## REQUIRED TASK 1
Retype the records below, copying everything from their start down to the line containing "evaluation-table: [60, 456, 1634, 786]", with both ends included.

You are viewing a plain text version of this content. The canonical link for it is here.
Posted to user@poi.apache.org by Anish Sneh <an...@techblue.co.uk> on 2009/12/31 09:36:55 UTC

NON-LATIN fonts using POI

Hi all

I want to read/manipulate NON-LATIN fonts using POI api. Actually I want 
to implement text based search for NON-LATIN language (Hindi/Punjabi 
languages) in my JAVA application.


Please suggest.

-- 
Anish Sneh
Software Engineer
Techblue Softwares Pvt. Ltd.
www.technologyblueprint.co.uk


---------------------------------------------------------------------
To unsubscribe, e-mail: user-unsubscribe@poi.apache.org
For additional commands, e-mail: user-help@poi.apache.org


Re: NON-LATIN fonts using POI

Posted by MSB <ma...@tiscali.co.uk>.
Is that not just a case of setting the language the package uses? I would
have thgouht that if you change the dictionary then the application will
present you with the option to use words typed in non-latin fonts but I do
not know this for certain.

With regard to HWPF - that is the part of the POI API that you will need to
use - there is a distinct lack of examples for you to look at. Sadly, I do
not have the time here to create the code, but you will need to do something
like the following;

Create an instance of the HWPFDocument class by opening an InputStream
connected to your Word file and passing this to the HWPFDocument
constructor.
>From the HWPFDocument, recover a reference to the overall Range object for
the Word document - call the getRamge() method.
>From the Range object recover the number of paragraphs there are in the
document - call the numParagraphs() method.
Use a loop to iterate over the Paragraphs in the document - call the
getParagraph(int) method to get at an individual Paragraph object.
Once you have a Paragraph object in hand, you can recover the text by
calling the text(0 method on the Paragraph object.

That will return to you a String that contains the paragraphs text and it
should then be possible to use simple Java code to search for occurrences of
your search text. I think this will work equally well for non-latin fonts
and it should be easy enough to try quickly.

Yours

Mark B



anishsneh wrote:
> 
>>
>> What will you be searching, Word documents, Excel spreadsheets or
>> Powerpoint
>> presentations? What sort of manipulations do you envisage?

Element placement data

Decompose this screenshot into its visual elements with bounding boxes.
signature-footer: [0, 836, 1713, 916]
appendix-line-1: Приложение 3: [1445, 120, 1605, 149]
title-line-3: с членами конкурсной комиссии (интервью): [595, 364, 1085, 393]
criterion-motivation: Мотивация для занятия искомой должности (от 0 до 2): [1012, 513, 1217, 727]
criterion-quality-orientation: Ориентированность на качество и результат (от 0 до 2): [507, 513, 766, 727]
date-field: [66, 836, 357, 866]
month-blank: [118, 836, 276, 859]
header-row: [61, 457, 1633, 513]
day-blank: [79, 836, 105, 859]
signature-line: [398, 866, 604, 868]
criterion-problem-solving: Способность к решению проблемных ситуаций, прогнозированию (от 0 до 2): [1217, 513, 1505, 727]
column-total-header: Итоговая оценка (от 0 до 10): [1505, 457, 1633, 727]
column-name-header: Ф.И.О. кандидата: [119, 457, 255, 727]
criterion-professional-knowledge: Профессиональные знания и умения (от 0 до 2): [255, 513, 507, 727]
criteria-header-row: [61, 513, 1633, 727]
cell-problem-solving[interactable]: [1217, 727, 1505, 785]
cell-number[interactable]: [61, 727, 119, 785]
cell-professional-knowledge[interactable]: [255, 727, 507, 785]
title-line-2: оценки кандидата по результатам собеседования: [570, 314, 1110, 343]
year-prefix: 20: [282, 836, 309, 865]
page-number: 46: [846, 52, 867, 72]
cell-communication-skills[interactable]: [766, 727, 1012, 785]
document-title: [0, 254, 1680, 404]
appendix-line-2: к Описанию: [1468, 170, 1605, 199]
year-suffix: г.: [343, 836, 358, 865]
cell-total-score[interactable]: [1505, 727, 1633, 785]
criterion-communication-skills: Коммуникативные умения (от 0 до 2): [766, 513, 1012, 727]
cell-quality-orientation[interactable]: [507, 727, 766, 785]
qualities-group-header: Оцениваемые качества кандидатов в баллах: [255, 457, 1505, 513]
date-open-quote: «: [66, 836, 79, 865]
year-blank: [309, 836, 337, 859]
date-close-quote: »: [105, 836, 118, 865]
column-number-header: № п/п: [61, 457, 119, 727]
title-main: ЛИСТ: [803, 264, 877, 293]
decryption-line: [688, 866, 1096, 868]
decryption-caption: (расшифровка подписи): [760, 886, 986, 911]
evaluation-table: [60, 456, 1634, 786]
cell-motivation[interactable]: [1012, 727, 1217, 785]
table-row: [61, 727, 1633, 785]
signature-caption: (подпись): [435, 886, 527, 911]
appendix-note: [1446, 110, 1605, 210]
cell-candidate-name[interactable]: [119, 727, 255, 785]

## REQUIRED TASK 2
Update the thread on non-Latin fonts in POI by writing out everything from "Is that not" down to "constructor." with "dictionary" changed to "spell checker".

## EXERCISE RESPONSE 1
Decompose this screenshot into its visual elements with bounding boxes.
signature-footer: [0, 836, 1713, 916]
appendix-line-1: Приложение 3: [1445, 120, 1605, 149]
title-line-3: с членами конкурсной комиссии (интервью): [595, 364, 1085, 393]
criterion-motivation: Мотивация для занятия искомой должности (от 0 до 2): [1012, 513, 1217, 727]
criterion-quality-orientation: Ориентированность на качество и результат (от 0 до 2): [507, 513, 766, 727]
date-field: [66, 836, 357, 866]
month-blank: [118, 836, 276, 859]
header-row: [61, 457, 1633, 513]
day-blank: [79, 836, 105, 859]
signature-line: [398, 866, 604, 868]
criterion-problem-solving: Способность к решению проблемных ситуаций, прогнозированию (от 0 до 2): [1217, 513, 1505, 727]
column-total-header: Итоговая оценка (от 0 до 10): [1505, 457, 1633, 727]
column-name-header: Ф.И.О. кандидата: [119, 457, 255, 727]
criterion-professional-knowledge: Профессиональные знания и умения (от 0 до 2): [255, 513, 507, 727]
criteria-header-row: [61, 513, 1633, 727]
cell-problem-solving[interactable]: [1217, 727, 1505, 785]
cell-number[interactable]: [61, 727, 119, 785]
cell-professional-knowledge[interactable]: [255, 727, 507, 785]
title-line-2: оценки кандидата по результатам собеседования: [570, 314, 1110, 343]
year-prefix: 20: [282, 836, 309, 865]
page-number: 46: [846, 52, 867, 72]
cell-communication-skills[interactable]: [766, 727, 1012, 785]
document-title: [0, 254, 1680, 404]
appendix-line-2: к Описанию: [1468, 170, 1605, 199]
year-suffix: г.: [343, 836, 358, 865]
cell-total-score[interactable]: [1505, 727, 1633, 785]
criterion-communication-skills: Коммуникативные умения (от 0 до 2): [766, 513, 1012, 727]
cell-quality-orientation[interactable]: [507, 727, 766, 785]
qualities-group-header: Оцениваемые качества кандидатов в баллах: [255, 457, 1505, 513]
date-open-quote: «: [66, 836, 79, 865]
year-blank: [309, 836, 337, 859]
date-close-quote: »: [105, 836, 118, 865]
column-number-header: № п/п: [61, 457, 119, 727]
title-main: ЛИСТ: [803, 264, 877, 293]
decryption-line: [688, 866, 1096, 868]
decryption-caption: (расшифровка подписи): [760, 886, 986, 911]
evaluation-table: [60, 456, 1634, 786]

## EXERCISE RESPONSE 2
Is that not just a case of setting the language the package uses? I would
have thgouht that if you change the spell checker then the application will
present you with the option to use words typed in non-latin fonts but I do
not know this for certain.

With regard to HWPF - that is the part of the POI API that you will need to
use - there is a distinct lack of examples for you to look at. Sadly, I do
not have the time here to create the code, but you will need to do something
like the following;

Create an instance of the HWPFDocument class by opening an InputStream
connected to your Word file and passing this to the HWPFDocument
constructor.